Exercise details - Copy the data below, changing every "kanamycin" to "tobramycin" and keeping all other text the same. Leave out the pictures.

>> START

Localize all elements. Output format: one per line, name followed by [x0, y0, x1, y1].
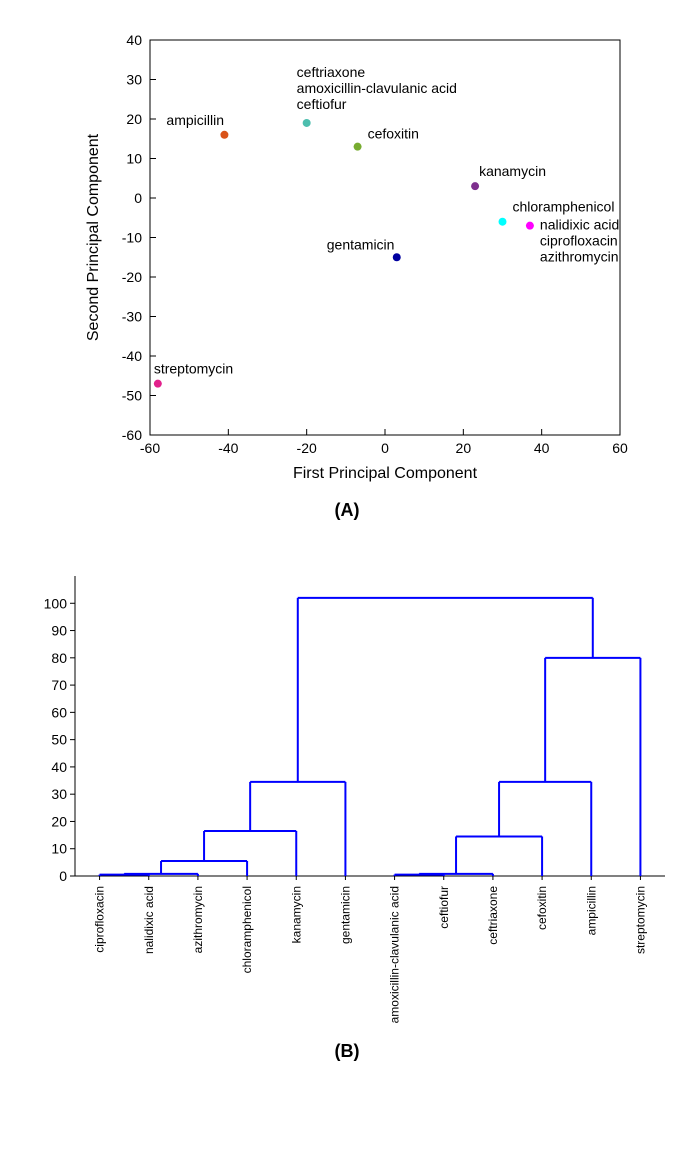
dendrogram-panel: 0 10 20 30 40 50 60 70 80 90 100 ciprofloxacin nalid…: [20, 561, 674, 1062]
scatter-point-label: nalidixic acid: [540, 217, 619, 233]
svg-text:80: 80: [51, 650, 67, 666]
scatter-point-label: kanamycin: [479, 163, 546, 179]
svg-text:-40: -40: [122, 348, 142, 364]
svg-text:30: 30: [51, 786, 67, 802]
scatter-panel: -60 -40 -20 0 20 40 60 -60 -50 -40 -30 -20 -10 0 10 20 3…: [20, 20, 674, 521]
dendrogram-leaf-label: ampicillin: [584, 886, 598, 935]
svg-text:40: 40: [51, 759, 67, 775]
svg-text:30: 30: [126, 72, 142, 88]
svg-text:-60: -60: [140, 440, 160, 456]
scatter-point-label: streptomycin: [154, 361, 233, 377]
svg-text:50: 50: [51, 732, 67, 748]
svg-text:First Principal Component: First Principal Component: [293, 465, 478, 482]
dendrogram-leaf-label: cefoxitin: [535, 886, 549, 930]
scatter-point-label: cefoxitin: [368, 126, 419, 142]
scatter-point: [499, 218, 507, 226]
svg-text:60: 60: [51, 704, 67, 720]
dendrogram-leaf-label: kanamycin: [289, 886, 303, 943]
scatter-svg: -60 -40 -20 0 20 40 60 -60 -50 -40 -30 -20 -10 0 10 20 3…: [80, 20, 640, 490]
dendrogram-leaf-label: ceftiofur: [437, 886, 451, 929]
svg-text:Second Principal Component: Second Principal Component: [85, 133, 102, 341]
svg-text:-20: -20: [297, 440, 317, 456]
svg-text:90: 90: [51, 623, 67, 639]
scatter-point: [471, 182, 479, 190]
svg-text:20: 20: [51, 813, 67, 829]
scatter-point-label: ampicillin: [166, 112, 224, 128]
scatter-point-label: ceftriaxone: [297, 64, 366, 80]
panel-a-caption: (A): [20, 500, 674, 521]
panel-b-caption: (B): [20, 1041, 674, 1062]
dendrogram-leaf-label: streptomycin: [633, 886, 647, 954]
svg-text:-60: -60: [122, 427, 142, 443]
dendrogram-leaf-label: ceftriaxone: [486, 886, 500, 945]
scatter-point: [526, 222, 534, 230]
svg-text:40: 40: [126, 32, 142, 48]
dendrogram-leaf-label: nalidixic acid: [142, 886, 156, 954]
scatter-point-label: ciprofloxacin: [540, 233, 618, 249]
svg-text:0: 0: [381, 440, 389, 456]
svg-text:10: 10: [51, 841, 67, 857]
svg-text:0: 0: [134, 190, 142, 206]
svg-text:-30: -30: [122, 309, 142, 325]
dendrogram-leaf-label: azithromycin: [191, 886, 205, 953]
dendrogram-leaf-label: amoxicillin-clavulanic acid: [388, 886, 402, 1023]
svg-text:40: 40: [534, 440, 550, 456]
scatter-point-label: gentamicin: [327, 236, 395, 252]
dendrogram-leaf-label: gentamicin: [338, 886, 352, 944]
svg-text:-10: -10: [122, 230, 142, 246]
svg-text:0: 0: [59, 868, 67, 884]
dendrogram-leaf-label: chloramphenicol: [240, 886, 254, 973]
svg-text:10: 10: [126, 151, 142, 167]
dendrogram-svg: 0 10 20 30 40 50 60 70 80 90 100 ciprofloxacin nalid…: [20, 561, 680, 1031]
svg-text:20: 20: [126, 111, 142, 127]
svg-text:100: 100: [44, 595, 68, 611]
scatter-point-label: amoxicillin-clavulanic acid: [297, 80, 457, 96]
scatter-point: [393, 253, 401, 261]
svg-text:20: 20: [456, 440, 472, 456]
svg-text:-40: -40: [218, 440, 238, 456]
scatter-point-label: chloramphenicol: [513, 199, 615, 215]
svg-text:-50: -50: [122, 388, 142, 404]
scatter-point: [154, 380, 162, 388]
svg-text:70: 70: [51, 677, 67, 693]
scatter-point-label: ceftiofur: [297, 96, 347, 112]
scatter-point: [303, 119, 311, 127]
svg-text:-20: -20: [122, 269, 142, 285]
dendrogram-leaf-label: ciprofloxacin: [93, 886, 107, 953]
svg-text:60: 60: [612, 440, 628, 456]
scatter-point: [354, 143, 362, 151]
scatter-point: [220, 131, 228, 139]
scatter-point-label: azithromycin: [540, 249, 619, 265]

>> END

Solution for this task -
Localize all elements. Output format: one per line, name followed by [x0, y0, x1, y1].
dendrogram-panel: 0 10 20 30 40 50 60 70 80 90 100 ciprofloxacin nalid…: [20, 561, 674, 1062]
scatter-point-label: nalidixic acid: [540, 217, 619, 233]
svg-text:80: 80: [51, 650, 67, 666]
scatter-point-label: tobramycin: [479, 163, 546, 179]
svg-text:-40: -40: [122, 348, 142, 364]
svg-text:30: 30: [51, 786, 67, 802]
scatter-panel: -60 -40 -20 0 20 40 60 -60 -50 -40 -30 -20 -10 0 10 20 3…: [20, 20, 674, 521]
dendrogram-leaf-label: ampicillin: [584, 886, 598, 935]
svg-text:40: 40: [51, 759, 67, 775]
svg-text:30: 30: [126, 72, 142, 88]
svg-text:-60: -60: [140, 440, 160, 456]
scatter-point-label: streptomycin: [154, 361, 233, 377]
svg-text:50: 50: [51, 732, 67, 748]
svg-text:First Principal Component: First Principal Component: [293, 465, 478, 482]
dendrogram-leaf-label: cefoxitin: [535, 886, 549, 930]
scatter-point-label: cefoxitin: [368, 126, 419, 142]
scatter-point: [499, 218, 507, 226]
svg-text:60: 60: [51, 704, 67, 720]
dendrogram-leaf-label: tobramycin: [289, 886, 303, 943]
scatter-svg: -60 -40 -20 0 20 40 60 -60 -50 -40 -30 -20 -10 0 10 20 3…: [80, 20, 640, 490]
dendrogram-leaf-label: ceftiofur: [437, 886, 451, 929]
svg-text:Second Principal Component: Second Principal Component: [85, 133, 102, 341]
svg-text:-20: -20: [297, 440, 317, 456]
svg-text:90: 90: [51, 623, 67, 639]
scatter-point: [471, 182, 479, 190]
svg-text:20: 20: [51, 813, 67, 829]
scatter-point-label: ampicillin: [166, 112, 224, 128]
scatter-point-label: ceftriaxone: [297, 64, 366, 80]
panel-a-caption: (A): [20, 500, 674, 521]
panel-b-caption: (B): [20, 1041, 674, 1062]
dendrogram-leaf-label: streptomycin: [633, 886, 647, 954]
svg-text:-60: -60: [122, 427, 142, 443]
dendrogram-leaf-label: ceftriaxone: [486, 886, 500, 945]
scatter-point: [526, 222, 534, 230]
svg-text:40: 40: [126, 32, 142, 48]
dendrogram-leaf-label: nalidixic acid: [142, 886, 156, 954]
scatter-point-label: ciprofloxacin: [540, 233, 618, 249]
svg-text:0: 0: [381, 440, 389, 456]
svg-text:10: 10: [51, 841, 67, 857]
svg-text:0: 0: [134, 190, 142, 206]
svg-text:-30: -30: [122, 309, 142, 325]
dendrogram-leaf-label: azithromycin: [191, 886, 205, 953]
dendrogram-leaf-label: amoxicillin-clavulanic acid: [388, 886, 402, 1023]
svg-text:40: 40: [534, 440, 550, 456]
scatter-point-label: gentamicin: [327, 236, 395, 252]
dendrogram-leaf-label: gentamicin: [338, 886, 352, 944]
svg-text:-10: -10: [122, 230, 142, 246]
svg-text:0: 0: [59, 868, 67, 884]
dendrogram-leaf-label: chloramphenicol: [240, 886, 254, 973]
svg-text:10: 10: [126, 151, 142, 167]
dendrogram-svg: 0 10 20 30 40 50 60 70 80 90 100 ciprofloxacin nalid…: [20, 561, 680, 1031]
svg-text:20: 20: [126, 111, 142, 127]
svg-text:100: 100: [44, 595, 68, 611]
scatter-point-label: amoxicillin-clavulanic acid: [297, 80, 457, 96]
scatter-point: [393, 253, 401, 261]
svg-text:20: 20: [456, 440, 472, 456]
svg-text:-40: -40: [218, 440, 238, 456]
scatter-point-label: chloramphenicol: [513, 199, 615, 215]
svg-text:-50: -50: [122, 388, 142, 404]
scatter-point: [154, 380, 162, 388]
svg-text:70: 70: [51, 677, 67, 693]
scatter-point-label: ceftiofur: [297, 96, 347, 112]
scatter-point: [303, 119, 311, 127]
svg-text:-20: -20: [122, 269, 142, 285]
dendrogram-leaf-label: ciprofloxacin: [93, 886, 107, 953]
svg-text:60: 60: [612, 440, 628, 456]
scatter-point: [354, 143, 362, 151]
scatter-point: [220, 131, 228, 139]
scatter-point-label: azithromycin: [540, 249, 619, 265]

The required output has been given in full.